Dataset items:
-*-*-

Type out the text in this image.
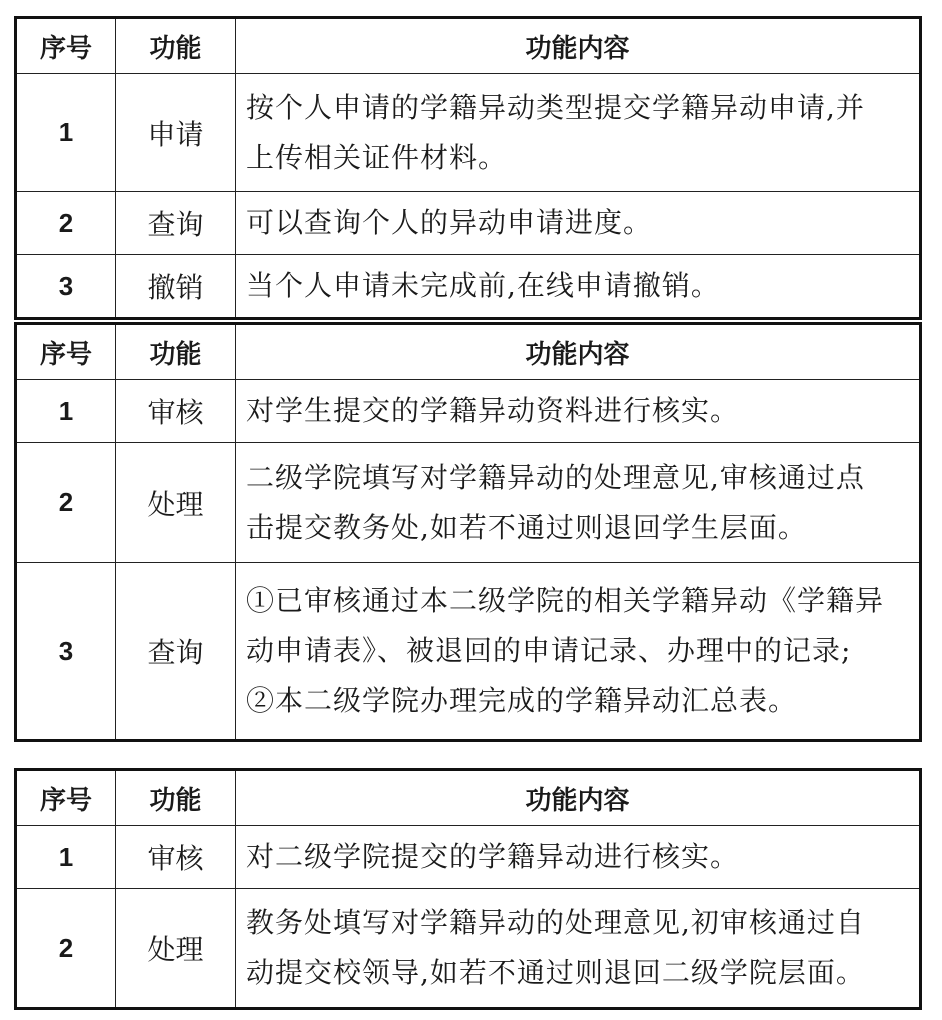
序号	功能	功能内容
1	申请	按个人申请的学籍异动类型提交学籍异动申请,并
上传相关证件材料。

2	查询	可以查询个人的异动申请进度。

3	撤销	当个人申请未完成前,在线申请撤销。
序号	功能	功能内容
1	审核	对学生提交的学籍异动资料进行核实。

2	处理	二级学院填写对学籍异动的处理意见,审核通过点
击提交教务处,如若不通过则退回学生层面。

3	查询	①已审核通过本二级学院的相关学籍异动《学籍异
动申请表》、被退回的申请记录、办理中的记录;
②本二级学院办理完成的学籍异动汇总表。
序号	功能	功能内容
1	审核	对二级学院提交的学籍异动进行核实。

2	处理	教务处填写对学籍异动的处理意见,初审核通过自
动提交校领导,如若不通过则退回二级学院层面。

-*-*-

Print the listing above in full, exactly as written. Omit any pictures.

Type out the text in this image.
序号	功能	功能内容
1	申请	按个人申请的学籍异动类型提交学籍异动申请,并
上传相关证件材料。

2	查询	可以查询个人的异动申请进度。

3	撤销	当个人申请未完成前,在线申请撤销。
序号	功能	功能内容
1	审核	对学生提交的学籍异动资料进行核实。

2	处理	二级学院填写对学籍异动的处理意见,审核通过点
击提交教务处,如若不通过则退回学生层面。

3	查询	①已审核通过本二级学院的相关学籍异动《学籍异
动申请表》、被退回的申请记录、办理中的记录;
②本二级学院办理完成的学籍异动汇总表。
序号	功能	功能内容
1	审核	对二级学院提交的学籍异动进行核实。

2	处理	教务处填写对学籍异动的处理意见,初审核通过自
动提交校领导,如若不通过则退回二级学院层面。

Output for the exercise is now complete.